DATA EXTRACT:

◆ ◆ ◆ ◆ ◆ ◆ ◆

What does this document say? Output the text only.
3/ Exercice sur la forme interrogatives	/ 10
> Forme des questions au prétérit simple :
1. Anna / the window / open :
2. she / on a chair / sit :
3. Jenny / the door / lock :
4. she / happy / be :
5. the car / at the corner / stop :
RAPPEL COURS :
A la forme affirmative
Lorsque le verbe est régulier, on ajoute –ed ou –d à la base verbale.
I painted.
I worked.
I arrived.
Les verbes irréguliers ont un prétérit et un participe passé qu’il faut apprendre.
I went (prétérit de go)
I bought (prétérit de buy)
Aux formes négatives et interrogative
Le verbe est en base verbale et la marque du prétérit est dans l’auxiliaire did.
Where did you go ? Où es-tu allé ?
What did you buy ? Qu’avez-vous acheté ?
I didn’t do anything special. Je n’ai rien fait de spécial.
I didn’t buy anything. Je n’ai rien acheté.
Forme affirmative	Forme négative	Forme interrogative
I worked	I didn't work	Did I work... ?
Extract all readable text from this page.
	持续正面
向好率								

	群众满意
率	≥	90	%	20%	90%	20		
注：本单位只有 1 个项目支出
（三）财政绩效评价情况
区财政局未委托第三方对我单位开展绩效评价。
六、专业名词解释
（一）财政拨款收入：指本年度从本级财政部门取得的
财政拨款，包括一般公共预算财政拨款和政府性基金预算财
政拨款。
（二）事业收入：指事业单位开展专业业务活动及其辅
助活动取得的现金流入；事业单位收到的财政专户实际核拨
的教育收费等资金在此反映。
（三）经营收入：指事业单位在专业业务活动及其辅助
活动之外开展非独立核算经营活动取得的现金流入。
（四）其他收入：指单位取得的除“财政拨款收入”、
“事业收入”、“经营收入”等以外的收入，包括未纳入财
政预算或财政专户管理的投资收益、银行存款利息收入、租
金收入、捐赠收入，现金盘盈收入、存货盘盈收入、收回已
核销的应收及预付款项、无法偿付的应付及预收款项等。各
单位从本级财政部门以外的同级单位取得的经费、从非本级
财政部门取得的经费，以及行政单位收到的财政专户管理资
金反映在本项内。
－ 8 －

◆ ◆ ◆ ◆ ◆ ◆ ◆

JOB: Repeat every record exactly as written, please.

ANSWER TO THE TASK:
What does this document say? Output the text only.
3/ Exercice sur la forme interrogatives	/ 10
> Forme des questions au prétérit simple :
1. Anna / the window / open :
2. she / on a chair / sit :
3. Jenny / the door / lock :
4. she / happy / be :
5. the car / at the corner / stop :
RAPPEL COURS :
A la forme affirmative
Lorsque le verbe est régulier, on ajoute –ed ou –d à la base verbale.
I painted.
I worked.
I arrived.
Les verbes irréguliers ont un prétérit et un participe passé qu’il faut apprendre.
I went (prétérit de go)
I bought (prétérit de buy)
Aux formes négatives et interrogative
Le verbe est en base verbale et la marque du prétérit est dans l’auxiliaire did.
Where did you go ? Où es-tu allé ?
What did you buy ? Qu’avez-vous acheté ?
I didn’t do anything special. Je n’ai rien fait de spécial.
I didn’t buy anything. Je n’ai rien acheté.
Forme affirmative	Forme négative	Forme interrogative
I worked	I didn't work	Did I work... ?
Extract all readable text from this page.
	持续正面
向好率								

	群众满意
率	≥	90	%	20%	90%	20		
注：本单位只有 1 个项目支出
（三）财政绩效评价情况
区财政局未委托第三方对我单位开展绩效评价。
六、专业名词解释
（一）财政拨款收入：指本年度从本级财政部门取得的
财政拨款，包括一般公共预算财政拨款和政府性基金预算财
政拨款。
（二）事业收入：指事业单位开展专业业务活动及其辅
助活动取得的现金流入；事业单位收到的财政专户实际核拨
的教育收费等资金在此反映。
（三）经营收入：指事业单位在专业业务活动及其辅助
活动之外开展非独立核算经营活动取得的现金流入。
（四）其他收入：指单位取得的除“财政拨款收入”、
“事业收入”、“经营收入”等以外的收入，包括未纳入财
政预算或财政专户管理的投资收益、银行存款利息收入、租
金收入、捐赠收入，现金盘盈收入、存货盘盈收入、收回已
核销的应收及预付款项、无法偿付的应付及预收款项等。各
单位从本级财政部门以外的同级单位取得的经费、从非本级
财政部门取得的经费，以及行政单位收到的财政专户管理资
金反映在本项内。
－ 8 －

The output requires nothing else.